- [Given request]
Where the data below has the string "Certified", return the whole line.

- [Stored records]
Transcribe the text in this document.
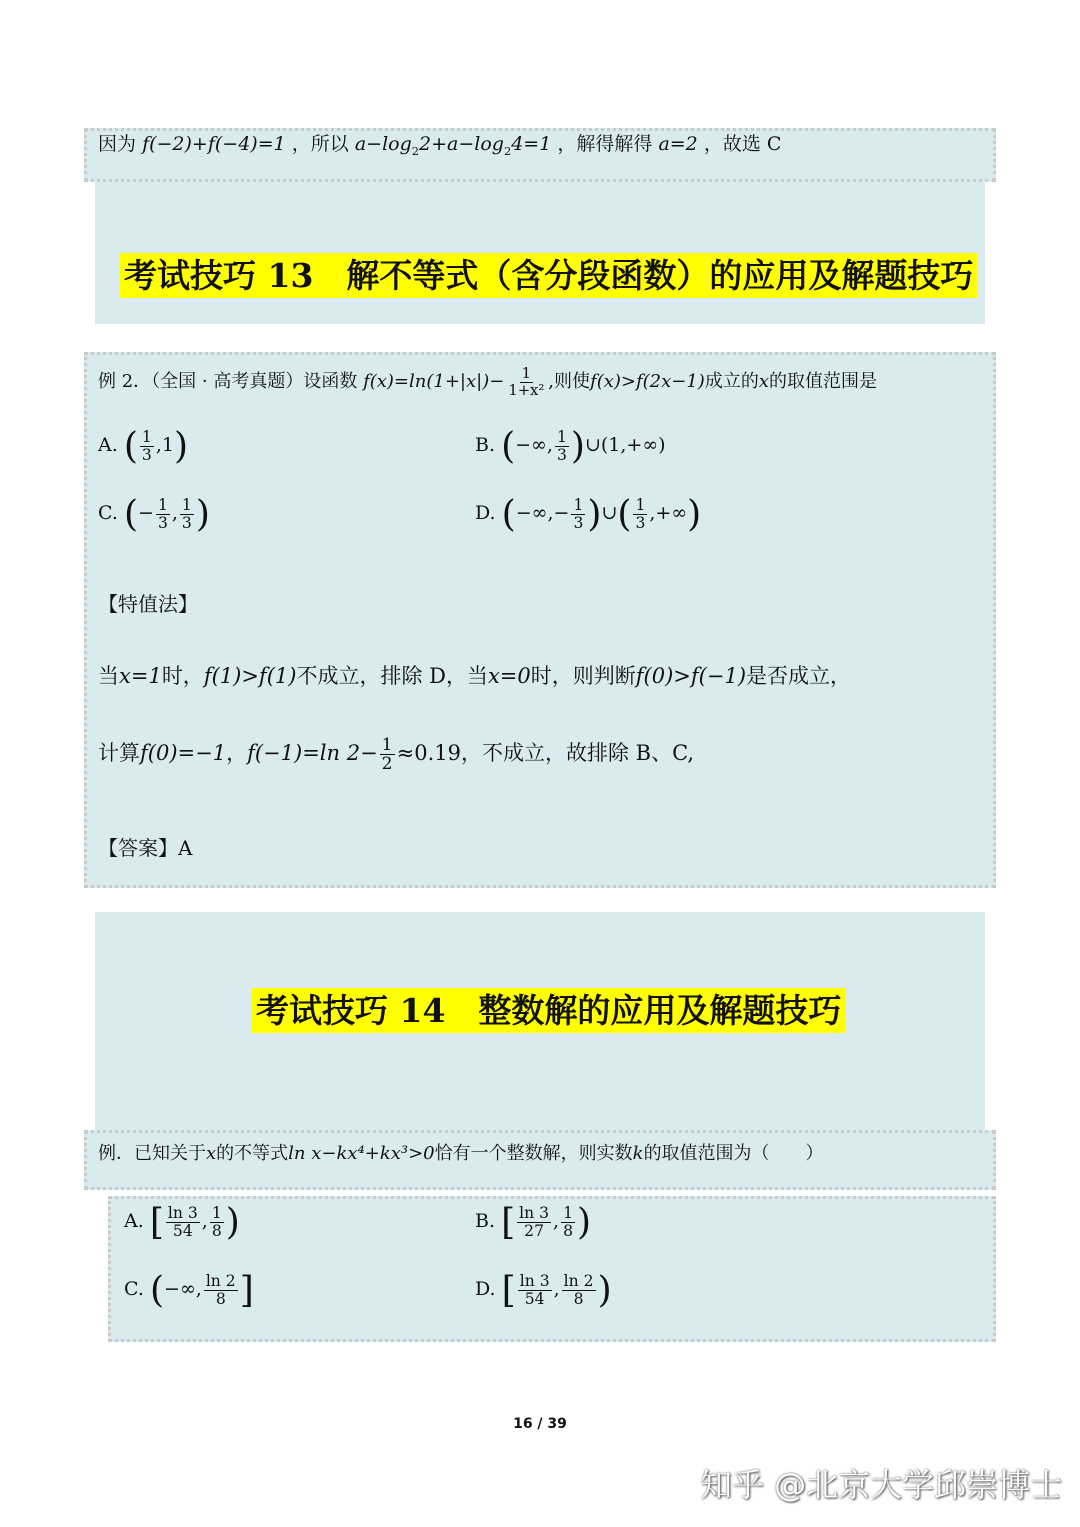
因为 f(−2)+f(−4)=1 ，所以 $a-\log_22+a-\log_24=1$ ，解得解得 a=2 ，故选 C
考试技巧 13　解不等式（含分段函数）的应用及解题技巧
例 2．（全国 · 高考真题）设函数 $f(x)=\ln(1+|x|)- \frac{1}{\text{1+x²}}$ ,则使f(x)>f(2x−1)成立的x的取值范围是
A. ( $\frac{1}{3} ,1$)	B. (−∞, $\frac{1}{3}$ )∪(1,+∞)
C. (− $\frac{1}{3}$ , $\frac{1}{3}$ )	D. (−∞,− $\frac{1}{3}$ )∪( $\frac{1}{3}$ ,+∞)
【特值法】
当x=1时，f(1)>f(1)不成立，排除 D，当x=0时，则判断f(0)>f(−1)是否成立，
计算f(0)=−1，f(−1)=ln $2- \frac{1}{2} \approx 0.19$，不成立，故排除 B、C,
【答案】A
考试技巧 14　整数解的应用及解题技巧
例．已知关于x的不等式ln x−kx⁴+kx³>0恰有一个整数解，则实数k的取值范围为（　　）
A. [ $\frac{\ln 3}{54}$ , $\frac{1}{8}$ )	B. [ $\frac{\ln 3}{27}$ , $\frac{1}{8}$ )
C. (−∞, $\frac{\ln 2}{8}$ ]	D. [ $\frac{\ln 3}{54}$ , $\frac{\ln 2}{8}$ )
16 / 39
知乎 @北京大学邱崇博士
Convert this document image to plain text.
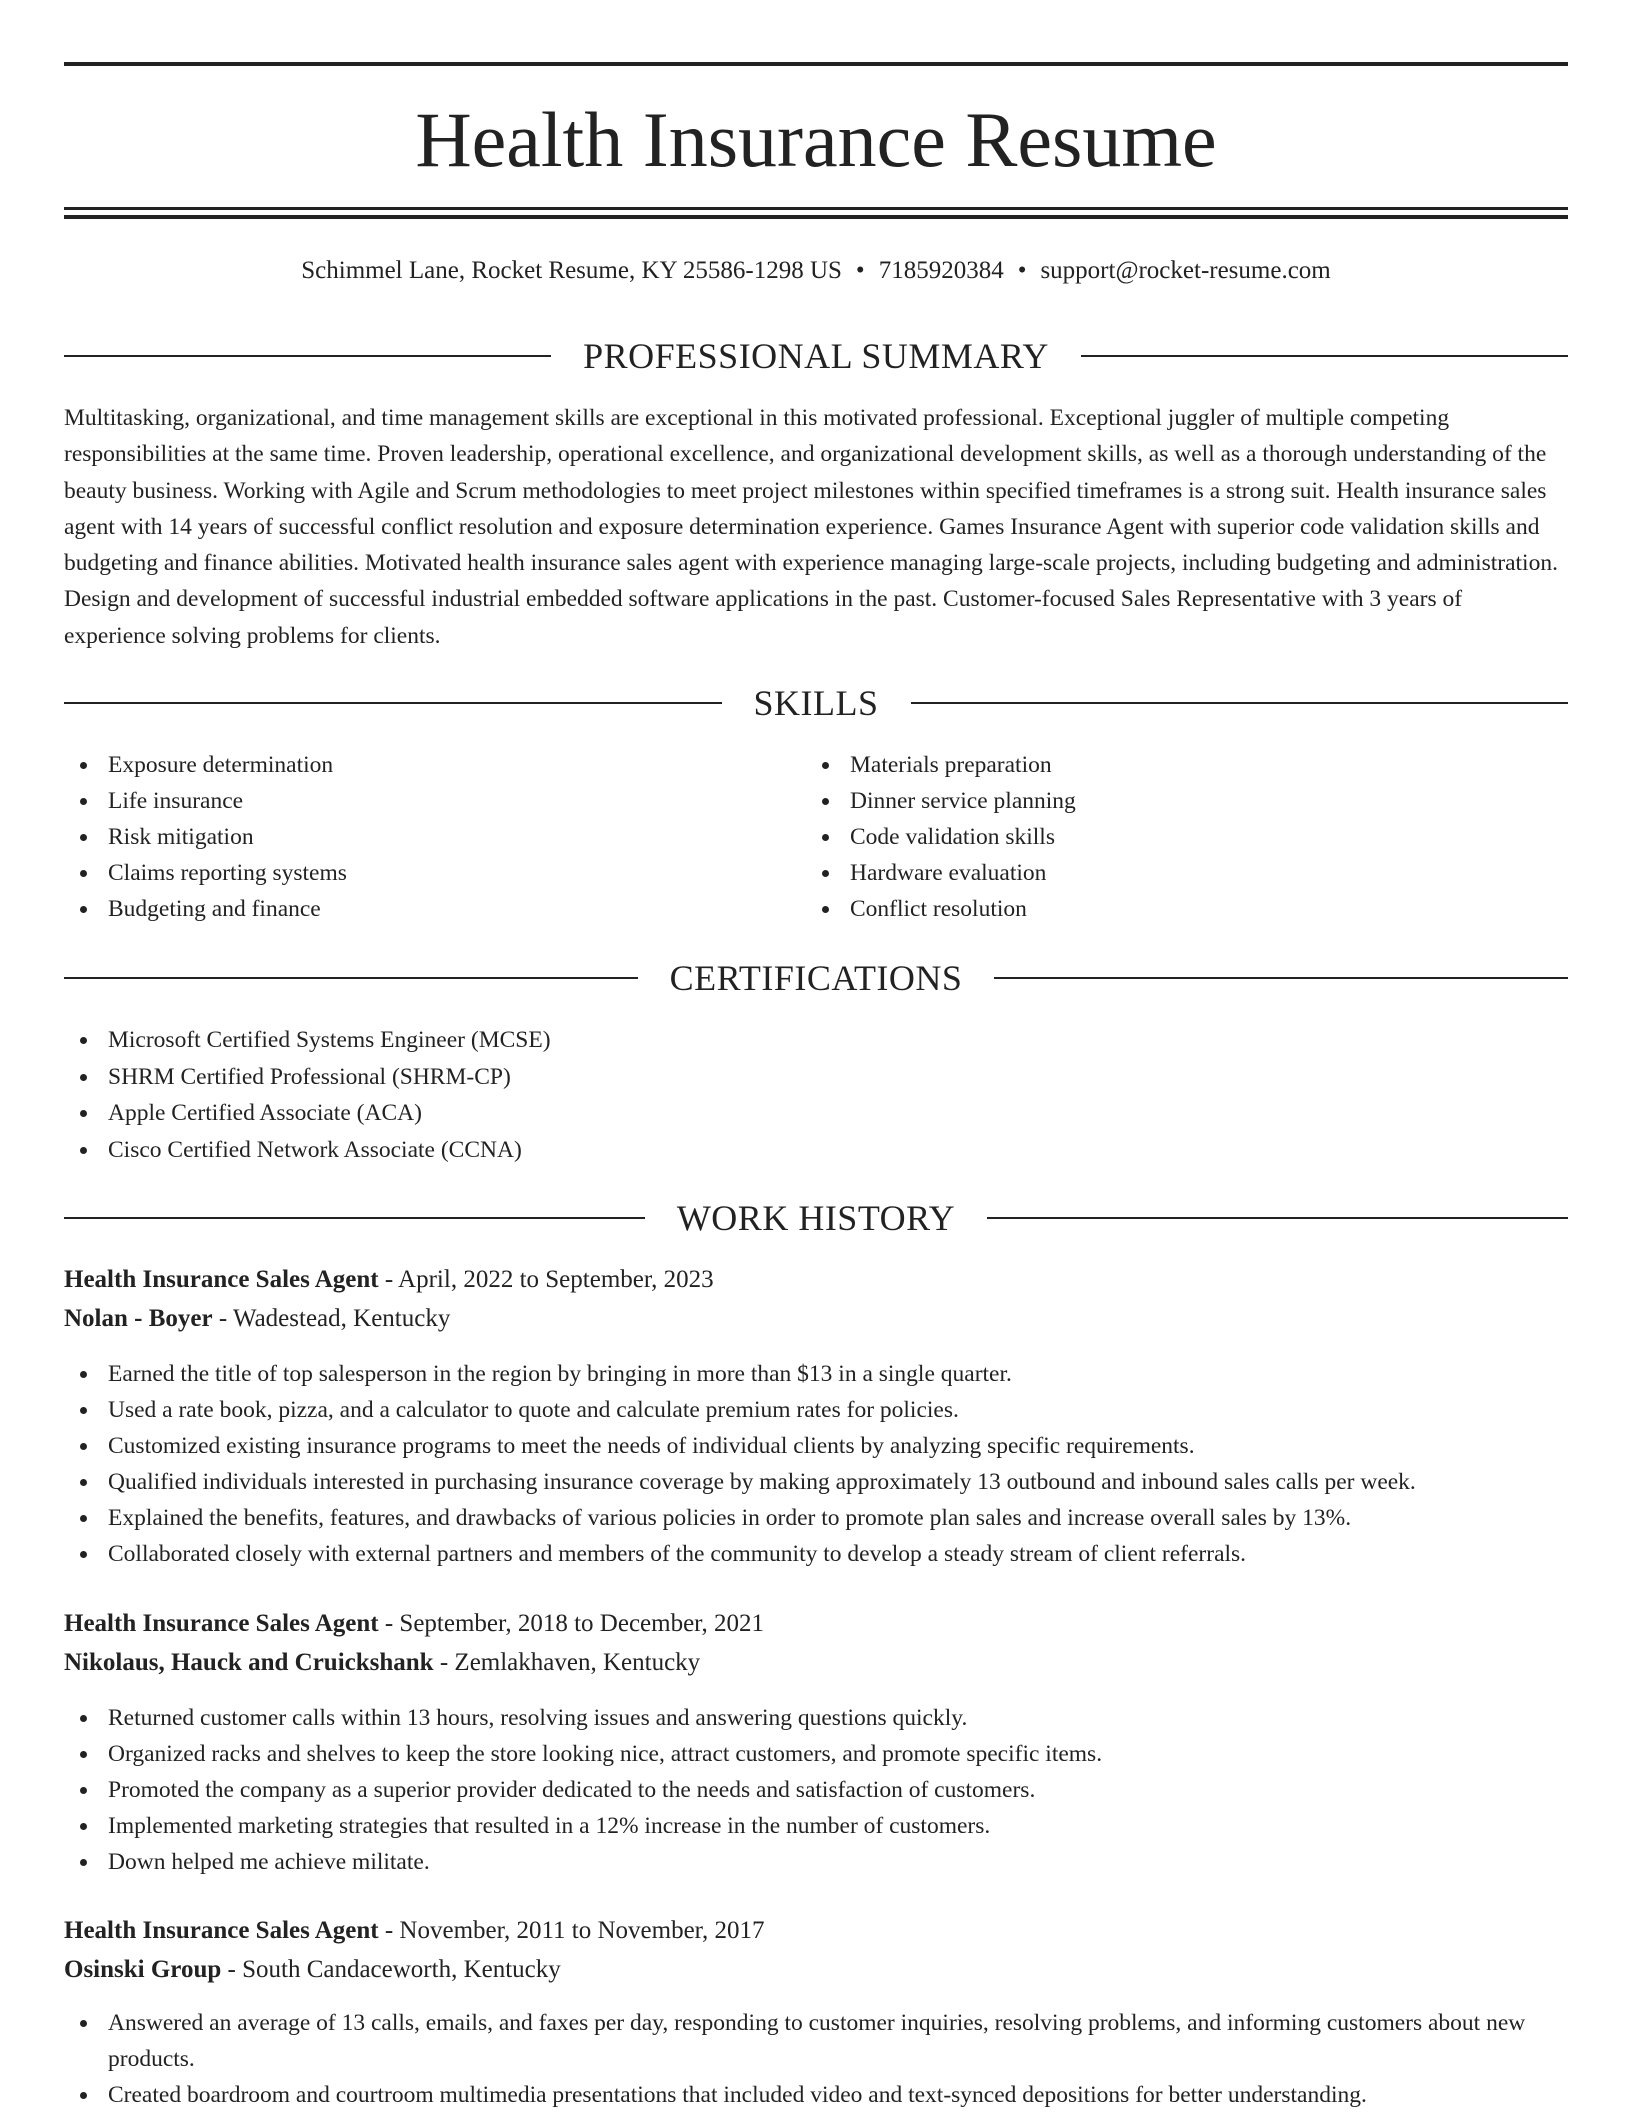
Health Insurance Resume
Schimmel Lane, Rocket Resume, KY 25586-1298 US • 7185920384 • support@rocket-resume.com
PROFESSIONAL SUMMARY

Multitasking, organizational, and time management skills are exceptional in this motivated professional. Exceptional juggler of multiple competing responsibilities at the same time. Proven leadership, operational excellence, and organizational development skills, as well as a thorough understanding of the beauty business. Working with Agile and Scrum methodologies to meet project milestones within specified timeframes is a strong suit. Health insurance sales agent with 14 years of successful conflict resolution and exposure determination experience. Games Insurance Agent with superior code validation skills and budgeting and finance abilities. Motivated health insurance sales agent with experience managing large-scale projects, including budgeting and administration. Design and development of successful industrial embedded software applications in the past. Customer-focused Sales Representative with 3 years of experience solving problems for clients.

SKILLS
Exposure determination
Life insurance
Risk mitigation
Claims reporting systems
Budgeting and finance
Materials preparation
Dinner service planning
Code validation skills
Hardware evaluation
Conflict resolution
CERTIFICATIONS
Microsoft Certified Systems Engineer (MCSE)
SHRM Certified Professional (SHRM-CP)
Apple Certified Associate (ACA)
Cisco Certified Network Associate (CCNA)
WORK HISTORY
Health Insurance Sales Agent - April, 2022 to September, 2023
Nolan - Boyer - Wadestead, Kentucky
Earned the title of top salesperson in the region by bringing in more than $13 in a single quarter.
Used a rate book, pizza, and a calculator to quote and calculate premium rates for policies.
Customized existing insurance programs to meet the needs of individual clients by analyzing specific requirements.
Qualified individuals interested in purchasing insurance coverage by making approximately 13 outbound and inbound sales calls per week.
Explained the benefits, features, and drawbacks of various policies in order to promote plan sales and increase overall sales by 13%.
Collaborated closely with external partners and members of the community to develop a steady stream of client referrals.
Health Insurance Sales Agent - September, 2018 to December, 2021
Nikolaus, Hauck and Cruickshank - Zemlakhaven, Kentucky
Returned customer calls within 13 hours, resolving issues and answering questions quickly.
Organized racks and shelves to keep the store looking nice, attract customers, and promote specific items.
Promoted the company as a superior provider dedicated to the needs and satisfaction of customers.
Implemented marketing strategies that resulted in a 12% increase in the number of customers.
Down helped me achieve militate.
Health Insurance Sales Agent - November, 2011 to November, 2017
Osinski Group - South Candaceworth, Kentucky
Answered an average of 13 calls, emails, and faxes per day, responding to customer inquiries, resolving problems, and informing customers about new products.
Created boardroom and courtroom multimedia presentations that included video and text-synced depositions for better understanding.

- [Solution for this task]
Microsoft Certified Systems Engineer (MCSE)
SHRM Certified Professional (SHRM-CP)
Apple Certified Associate (ACA)
Cisco Certified Network Associate (CCNA)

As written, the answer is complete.